### TASK DETAILS
Repeat the records exactly. Every line must match.

### DATA SUPPLIED
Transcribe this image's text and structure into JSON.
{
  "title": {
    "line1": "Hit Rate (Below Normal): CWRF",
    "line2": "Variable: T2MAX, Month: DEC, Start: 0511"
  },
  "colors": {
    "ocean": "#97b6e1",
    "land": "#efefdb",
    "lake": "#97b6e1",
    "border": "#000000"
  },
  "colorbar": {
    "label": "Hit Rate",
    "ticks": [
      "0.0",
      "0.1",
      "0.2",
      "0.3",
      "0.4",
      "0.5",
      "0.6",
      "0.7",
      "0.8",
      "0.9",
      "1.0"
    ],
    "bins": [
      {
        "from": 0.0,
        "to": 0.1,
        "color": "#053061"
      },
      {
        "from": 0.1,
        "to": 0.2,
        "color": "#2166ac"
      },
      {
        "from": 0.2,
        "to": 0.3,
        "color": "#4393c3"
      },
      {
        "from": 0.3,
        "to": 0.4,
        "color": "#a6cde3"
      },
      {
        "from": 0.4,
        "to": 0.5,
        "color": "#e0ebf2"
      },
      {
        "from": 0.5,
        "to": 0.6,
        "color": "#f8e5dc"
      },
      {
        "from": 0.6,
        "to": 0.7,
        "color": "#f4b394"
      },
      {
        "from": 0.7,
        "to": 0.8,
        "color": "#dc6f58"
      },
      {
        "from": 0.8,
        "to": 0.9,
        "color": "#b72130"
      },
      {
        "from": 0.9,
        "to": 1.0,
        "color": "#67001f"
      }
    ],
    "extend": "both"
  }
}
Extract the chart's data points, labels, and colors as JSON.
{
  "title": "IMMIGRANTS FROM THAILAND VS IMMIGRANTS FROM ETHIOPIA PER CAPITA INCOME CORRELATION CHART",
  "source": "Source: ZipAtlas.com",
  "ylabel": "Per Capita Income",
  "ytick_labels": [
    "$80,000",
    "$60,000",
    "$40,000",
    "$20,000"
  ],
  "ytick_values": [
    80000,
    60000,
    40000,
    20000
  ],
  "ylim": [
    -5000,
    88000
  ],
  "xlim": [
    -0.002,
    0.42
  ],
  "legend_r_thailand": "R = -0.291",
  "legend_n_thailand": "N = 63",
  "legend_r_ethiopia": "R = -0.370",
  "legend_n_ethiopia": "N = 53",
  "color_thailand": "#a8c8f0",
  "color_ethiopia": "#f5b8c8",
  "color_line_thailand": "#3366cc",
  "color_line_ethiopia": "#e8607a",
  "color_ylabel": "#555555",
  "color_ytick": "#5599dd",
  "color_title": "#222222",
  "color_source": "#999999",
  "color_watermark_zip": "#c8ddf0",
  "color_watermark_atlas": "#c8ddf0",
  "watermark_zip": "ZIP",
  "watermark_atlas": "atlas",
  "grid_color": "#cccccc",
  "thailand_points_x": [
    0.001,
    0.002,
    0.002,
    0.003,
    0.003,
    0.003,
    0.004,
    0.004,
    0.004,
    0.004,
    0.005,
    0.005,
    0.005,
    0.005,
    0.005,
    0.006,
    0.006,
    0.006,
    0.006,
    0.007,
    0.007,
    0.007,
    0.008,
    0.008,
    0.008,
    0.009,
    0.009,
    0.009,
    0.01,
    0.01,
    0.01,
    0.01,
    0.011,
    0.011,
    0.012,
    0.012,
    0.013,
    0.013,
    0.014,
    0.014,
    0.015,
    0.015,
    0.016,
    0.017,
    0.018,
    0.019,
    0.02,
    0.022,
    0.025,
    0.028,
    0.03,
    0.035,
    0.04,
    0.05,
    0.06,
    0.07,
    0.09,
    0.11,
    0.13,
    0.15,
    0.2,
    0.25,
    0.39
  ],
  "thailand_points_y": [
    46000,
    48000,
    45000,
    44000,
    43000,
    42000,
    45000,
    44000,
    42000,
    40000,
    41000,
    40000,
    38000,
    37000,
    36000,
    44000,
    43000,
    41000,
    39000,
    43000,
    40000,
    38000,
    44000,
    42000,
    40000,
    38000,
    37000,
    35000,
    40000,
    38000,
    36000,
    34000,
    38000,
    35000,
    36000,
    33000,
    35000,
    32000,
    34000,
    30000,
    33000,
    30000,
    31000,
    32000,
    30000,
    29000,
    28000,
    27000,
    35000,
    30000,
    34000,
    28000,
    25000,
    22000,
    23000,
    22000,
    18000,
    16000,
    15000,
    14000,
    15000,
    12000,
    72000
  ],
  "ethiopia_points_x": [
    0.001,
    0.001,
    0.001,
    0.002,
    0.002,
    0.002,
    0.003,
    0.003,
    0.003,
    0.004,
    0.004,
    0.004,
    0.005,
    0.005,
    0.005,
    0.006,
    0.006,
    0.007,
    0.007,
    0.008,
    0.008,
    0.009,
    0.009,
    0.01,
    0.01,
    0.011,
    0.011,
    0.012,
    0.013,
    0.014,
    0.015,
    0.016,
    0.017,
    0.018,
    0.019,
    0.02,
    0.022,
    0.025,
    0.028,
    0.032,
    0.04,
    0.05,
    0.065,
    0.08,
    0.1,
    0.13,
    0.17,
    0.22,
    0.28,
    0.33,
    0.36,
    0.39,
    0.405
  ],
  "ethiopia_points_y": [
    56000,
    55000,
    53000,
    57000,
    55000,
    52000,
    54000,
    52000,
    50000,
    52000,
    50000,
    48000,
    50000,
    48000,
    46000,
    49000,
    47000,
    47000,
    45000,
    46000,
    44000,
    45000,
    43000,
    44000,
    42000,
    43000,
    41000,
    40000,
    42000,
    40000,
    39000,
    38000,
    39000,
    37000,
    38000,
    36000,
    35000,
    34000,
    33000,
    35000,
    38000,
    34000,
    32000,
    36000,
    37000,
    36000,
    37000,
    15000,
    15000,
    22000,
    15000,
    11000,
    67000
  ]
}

### RESULT OF THIS TASK
Transcribe this image's text and structure into JSON.
{
  "title": {
    "line1": "Hit Rate (Below Normal): CWRF",
    "line2": "Variable: T2MAX, Month: DEC, Start: 0511"
  },
  "colors": {
    "ocean": "#97b6e1",
    "land": "#efefdb",
    "lake": "#97b6e1",
    "border": "#000000"
  },
  "colorbar": {
    "label": "Hit Rate",
    "ticks": [
      "0.0",
      "0.1",
      "0.2",
      "0.3",
      "0.4",
      "0.5",
      "0.6",
      "0.7",
      "0.8",
      "0.9",
      "1.0"
    ],
    "bins": [
      {
        "from": 0.0,
        "to": 0.1,
        "color": "#053061"
      },
      {
        "from": 0.1,
        "to": 0.2,
        "color": "#2166ac"
      },
      {
        "from": 0.2,
        "to": 0.3,
        "color": "#4393c3"
      },
      {
        "from": 0.3,
        "to": 0.4,
        "color": "#a6cde3"
      },
      {
        "from": 0.4,
        "to": 0.5,
        "color": "#e0ebf2"
      },
      {
        "from": 0.5,
        "to": 0.6,
        "color": "#f8e5dc"
      },
      {
        "from": 0.6,
        "to": 0.7,
        "color": "#f4b394"
      },
      {
        "from": 0.7,
        "to": 0.8,
        "color": "#dc6f58"
      },
      {
        "from": 0.8,
        "to": 0.9,
        "color": "#b72130"
      },
      {
        "from": 0.9,
        "to": 1.0,
        "color": "#67001f"
      }
    ],
    "extend": "both"
  }
}
Extract the chart's data points, labels, and colors as JSON.
{
  "title": "IMMIGRANTS FROM THAILAND VS IMMIGRANTS FROM ETHIOPIA PER CAPITA INCOME CORRELATION CHART",
  "source": "Source: ZipAtlas.com",
  "ylabel": "Per Capita Income",
  "ytick_labels": [
    "$80,000",
    "$60,000",
    "$40,000",
    "$20,000"
  ],
  "ytick_values": [
    80000,
    60000,
    40000,
    20000
  ],
  "ylim": [
    -5000,
    88000
  ],
  "xlim": [
    -0.002,
    0.42
  ],
  "legend_r_thailand": "R = -0.291",
  "legend_n_thailand": "N = 63",
  "legend_r_ethiopia": "R = -0.370",
  "legend_n_ethiopia": "N = 53",
  "color_thailand": "#a8c8f0",
  "color_ethiopia": "#f5b8c8",
  "color_line_thailand": "#3366cc",
  "color_line_ethiopia": "#e8607a",
  "color_ylabel": "#555555",
  "color_ytick": "#5599dd",
  "color_title": "#222222",
  "color_source": "#999999",
  "color_watermark_zip": "#c8ddf0",
  "color_watermark_atlas": "#c8ddf0",
  "watermark_zip": "ZIP",
  "watermark_atlas": "atlas",
  "grid_color": "#cccccc",
  "thailand_points_x": [
    0.001,
    0.002,
    0.002,
    0.003,
    0.003,
    0.003,
    0.004,
    0.004,
    0.004,
    0.004,
    0.005,
    0.005,
    0.005,
    0.005,
    0.005,
    0.006,
    0.006,
    0.006,
    0.006,
    0.007,
    0.007,
    0.007,
    0.008,
    0.008,
    0.008,
    0.009,
    0.009,
    0.009,
    0.01,
    0.01,
    0.01,
    0.01,
    0.011,
    0.011,
    0.012,
    0.012,
    0.013,
    0.013,
    0.014,
    0.014,
    0.015,
    0.015,
    0.016,
    0.017,
    0.018,
    0.019,
    0.02,
    0.022,
    0.025,
    0.028,
    0.03,
    0.035,
    0.04,
    0.05,
    0.06,
    0.07,
    0.09,
    0.11,
    0.13,
    0.15,
    0.2,
    0.25,
    0.39
  ],
  "thailand_points_y": [
    46000,
    48000,
    45000,
    44000,
    43000,
    42000,
    45000,
    44000,
    42000,
    40000,
    41000,
    40000,
    38000,
    37000,
    36000,
    44000,
    43000,
    41000,
    39000,
    43000,
    40000,
    38000,
    44000,
    42000,
    40000,
    38000,
    37000,
    35000,
    40000,
    38000,
    36000,
    34000,
    38000,
    35000,
    36000,
    33000,
    35000,
    32000,
    34000,
    30000,
    33000,
    30000,
    31000,
    32000,
    30000,
    29000,
    28000,
    27000,
    35000,
    30000,
    34000,
    28000,
    25000,
    22000,
    23000,
    22000,
    18000,
    16000,
    15000,
    14000,
    15000,
    12000,
    72000
  ],
  "ethiopia_points_x": [
    0.001,
    0.001,
    0.001,
    0.002,
    0.002,
    0.002,
    0.003,
    0.003,
    0.003,
    0.004,
    0.004,
    0.004,
    0.005,
    0.005,
    0.005,
    0.006,
    0.006,
    0.007,
    0.007,
    0.008,
    0.008,
    0.009,
    0.009,
    0.01,
    0.01,
    0.011,
    0.011,
    0.012,
    0.013,
    0.014,
    0.015,
    0.016,
    0.017,
    0.018,
    0.019,
    0.02,
    0.022,
    0.025,
    0.028,
    0.032,
    0.04,
    0.05,
    0.065,
    0.08,
    0.1,
    0.13,
    0.17,
    0.22,
    0.28,
    0.33,
    0.36,
    0.39,
    0.405
  ],
  "ethiopia_points_y": [
    56000,
    55000,
    53000,
    57000,
    55000,
    52000,
    54000,
    52000,
    50000,
    52000,
    50000,
    48000,
    50000,
    48000,
    46000,
    49000,
    47000,
    47000,
    45000,
    46000,
    44000,
    45000,
    43000,
    44000,
    42000,
    43000,
    41000,
    40000,
    42000,
    40000,
    39000,
    38000,
    39000,
    37000,
    38000,
    36000,
    35000,
    34000,
    33000,
    35000,
    38000,
    34000,
    32000,
    36000,
    37000,
    36000,
    37000,
    15000,
    15000,
    22000,
    15000,
    11000,
    67000
  ]
}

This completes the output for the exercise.